[Entries provided]
━━━━━━━━━━━━━━━━
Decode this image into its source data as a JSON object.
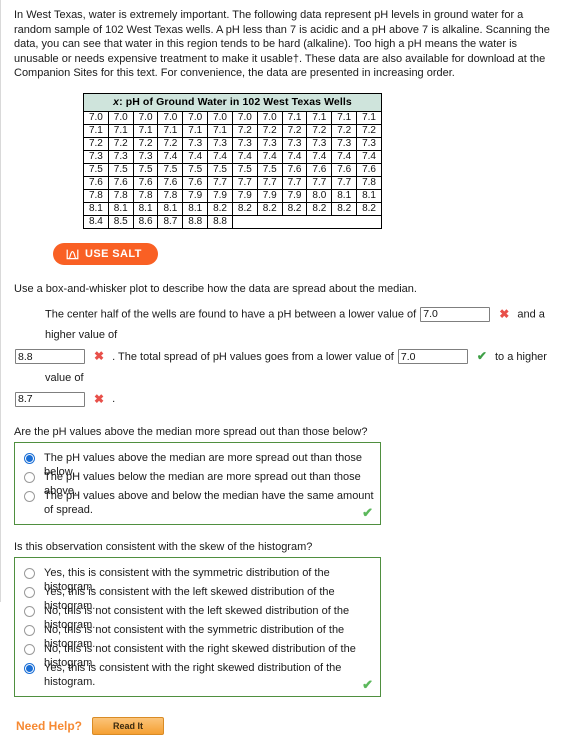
{
  "intro": {
    "paragraph": "In West Texas, water is extremely important. The following data represent pH levels in ground water for a random sample of 102 West Texas wells. A pH less than 7 is acidic and a pH above 7 is alkaline. Scanning the data, you can see that water in this region tends to be hard (alkaline). Too high a pH means the water is unusable or needs expensive treatment to make it usable†. These data are also available for download at the Companion Sites for this text. For convenience, the data are presented in increasing order."
  },
  "table": {
    "caption_prefix": "x",
    "caption": ": pH of Ground Water in 102 West Texas Wells",
    "columns": 12,
    "rows": [
      [
        "7.0",
        "7.0",
        "7.0",
        "7.0",
        "7.0",
        "7.0",
        "7.0",
        "7.0",
        "7.1",
        "7.1",
        "7.1",
        "7.1"
      ],
      [
        "7.1",
        "7.1",
        "7.1",
        "7.1",
        "7.1",
        "7.1",
        "7.2",
        "7.2",
        "7.2",
        "7.2",
        "7.2",
        "7.2"
      ],
      [
        "7.2",
        "7.2",
        "7.2",
        "7.2",
        "7.3",
        "7.3",
        "7.3",
        "7.3",
        "7.3",
        "7.3",
        "7.3",
        "7.3"
      ],
      [
        "7.3",
        "7.3",
        "7.3",
        "7.4",
        "7.4",
        "7.4",
        "7.4",
        "7.4",
        "7.4",
        "7.4",
        "7.4",
        "7.4"
      ],
      [
        "7.5",
        "7.5",
        "7.5",
        "7.5",
        "7.5",
        "7.5",
        "7.5",
        "7.5",
        "7.6",
        "7.6",
        "7.6",
        "7.6"
      ],
      [
        "7.6",
        "7.6",
        "7.6",
        "7.6",
        "7.6",
        "7.7",
        "7.7",
        "7.7",
        "7.7",
        "7.7",
        "7.7",
        "7.8"
      ],
      [
        "7.8",
        "7.8",
        "7.8",
        "7.8",
        "7.9",
        "7.9",
        "7.9",
        "7.9",
        "7.9",
        "8.0",
        "8.1",
        "8.1"
      ],
      [
        "8.1",
        "8.1",
        "8.1",
        "8.1",
        "8.1",
        "8.2",
        "8.2",
        "8.2",
        "8.2",
        "8.2",
        "8.2",
        "8.2"
      ],
      [
        "8.4",
        "8.5",
        "8.6",
        "8.7",
        "8.8",
        "8.8",
        "",
        "",
        "",
        "",
        "",
        ""
      ]
    ]
  },
  "salt": {
    "label": "USE SALT",
    "icon": "distribution-curve-icon",
    "color": "#f96024"
  },
  "fill_in": {
    "prompt": "Use a box-and-whisker plot to describe how the data are spread about the median.",
    "text_1": "The center half of the wells are found to have a pH between a lower value of",
    "input_1": {
      "value": "7.0",
      "status": "wrong"
    },
    "text_2": "and a higher value of",
    "input_2": {
      "value": "8.8",
      "status": "wrong"
    },
    "text_3": ". The total spread of pH values goes from a lower value of",
    "input_3": {
      "value": "7.0",
      "status": "right"
    },
    "text_4": "to a higher value of",
    "input_4": {
      "value": "8.7",
      "status": "wrong"
    },
    "text_5": ".",
    "mark_wrong": "✖",
    "mark_right": "✔"
  },
  "question_1": {
    "text": "Are the pH values above the median more spread out than those below?",
    "options": [
      {
        "label": "The pH values above the median are more spread out than those below.",
        "selected": true
      },
      {
        "label": "The pH values below the median are more spread out than those above.",
        "selected": false
      },
      {
        "label": "The pH values above and below the median have the same amount of spread.",
        "selected": false
      }
    ],
    "result_mark": "✔"
  },
  "question_2": {
    "text": "Is this observation consistent with the skew of the histogram?",
    "options": [
      {
        "label": "Yes, this is consistent with the symmetric distribution of the histogram.",
        "selected": false
      },
      {
        "label": "Yes, this is consistent with the left skewed distribution of the histogram.",
        "selected": false
      },
      {
        "label": "No, this is not consistent with the left skewed distribution of the histogram.",
        "selected": false
      },
      {
        "label": "No, this is not consistent with the symmetric distribution of the histogram.",
        "selected": false
      },
      {
        "label": "No, this is not consistent with the right skewed distribution of the histogram.",
        "selected": false
      },
      {
        "label": "Yes, this is consistent with the right skewed distribution of the histogram.",
        "selected": true
      }
    ],
    "result_mark": "✔"
  },
  "footer": {
    "need_help_label": "Need Help?",
    "read_it_label": "Read It"
  }
}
━━━━━━━━━━━━━━━━
[Required work] Every entry must be reproduced exactly, with the images left out.

[Output for this task]
Decode this image into its source data as a JSON object.
{
  "intro": {
    "paragraph": "In West Texas, water is extremely important. The following data represent pH levels in ground water for a random sample of 102 West Texas wells. A pH less than 7 is acidic and a pH above 7 is alkaline. Scanning the data, you can see that water in this region tends to be hard (alkaline). Too high a pH means the water is unusable or needs expensive treatment to make it usable†. These data are also available for download at the Companion Sites for this text. For convenience, the data are presented in increasing order."
  },
  "table": {
    "caption_prefix": "x",
    "caption": ": pH of Ground Water in 102 West Texas Wells",
    "columns": 12,
    "rows": [
      [
        "7.0",
        "7.0",
        "7.0",
        "7.0",
        "7.0",
        "7.0",
        "7.0",
        "7.0",
        "7.1",
        "7.1",
        "7.1",
        "7.1"
      ],
      [
        "7.1",
        "7.1",
        "7.1",
        "7.1",
        "7.1",
        "7.1",
        "7.2",
        "7.2",
        "7.2",
        "7.2",
        "7.2",
        "7.2"
      ],
      [
        "7.2",
        "7.2",
        "7.2",
        "7.2",
        "7.3",
        "7.3",
        "7.3",
        "7.3",
        "7.3",
        "7.3",
        "7.3",
        "7.3"
      ],
      [
        "7.3",
        "7.3",
        "7.3",
        "7.4",
        "7.4",
        "7.4",
        "7.4",
        "7.4",
        "7.4",
        "7.4",
        "7.4",
        "7.4"
      ],
      [
        "7.5",
        "7.5",
        "7.5",
        "7.5",
        "7.5",
        "7.5",
        "7.5",
        "7.5",
        "7.6",
        "7.6",
        "7.6",
        "7.6"
      ],
      [
        "7.6",
        "7.6",
        "7.6",
        "7.6",
        "7.6",
        "7.7",
        "7.7",
        "7.7",
        "7.7",
        "7.7",
        "7.7",
        "7.8"
      ],
      [
        "7.8",
        "7.8",
        "7.8",
        "7.8",
        "7.9",
        "7.9",
        "7.9",
        "7.9",
        "7.9",
        "8.0",
        "8.1",
        "8.1"
      ],
      [
        "8.1",
        "8.1",
        "8.1",
        "8.1",
        "8.1",
        "8.2",
        "8.2",
        "8.2",
        "8.2",
        "8.2",
        "8.2",
        "8.2"
      ],
      [
        "8.4",
        "8.5",
        "8.6",
        "8.7",
        "8.8",
        "8.8",
        "",
        "",
        "",
        "",
        "",
        ""
      ]
    ]
  },
  "salt": {
    "label": "USE SALT",
    "icon": "distribution-curve-icon",
    "color": "#f96024"
  },
  "fill_in": {
    "prompt": "Use a box-and-whisker plot to describe how the data are spread about the median.",
    "text_1": "The center half of the wells are found to have a pH between a lower value of",
    "input_1": {
      "value": "7.0",
      "status": "wrong"
    },
    "text_2": "and a higher value of",
    "input_2": {
      "value": "8.8",
      "status": "wrong"
    },
    "text_3": ". The total spread of pH values goes from a lower value of",
    "input_3": {
      "value": "7.0",
      "status": "right"
    },
    "text_4": "to a higher value of",
    "input_4": {
      "value": "8.7",
      "status": "wrong"
    },
    "text_5": ".",
    "mark_wrong": "✖",
    "mark_right": "✔"
  },
  "question_1": {
    "text": "Are the pH values above the median more spread out than those below?",
    "options": [
      {
        "label": "The pH values above the median are more spread out than those below.",
        "selected": true
      },
      {
        "label": "The pH values below the median are more spread out than those above.",
        "selected": false
      },
      {
        "label": "The pH values above and below the median have the same amount of spread.",
        "selected": false
      }
    ],
    "result_mark": "✔"
  },
  "question_2": {
    "text": "Is this observation consistent with the skew of the histogram?",
    "options": [
      {
        "label": "Yes, this is consistent with the symmetric distribution of the histogram.",
        "selected": false
      },
      {
        "label": "Yes, this is consistent with the left skewed distribution of the histogram.",
        "selected": false
      },
      {
        "label": "No, this is not consistent with the left skewed distribution of the histogram.",
        "selected": false
      },
      {
        "label": "No, this is not consistent with the symmetric distribution of the histogram.",
        "selected": false
      },
      {
        "label": "No, this is not consistent with the right skewed distribution of the histogram.",
        "selected": false
      },
      {
        "label": "Yes, this is consistent with the right skewed distribution of the histogram.",
        "selected": true
      }
    ],
    "result_mark": "✔"
  },
  "footer": {
    "need_help_label": "Need Help?",
    "read_it_label": "Read It"
  }
}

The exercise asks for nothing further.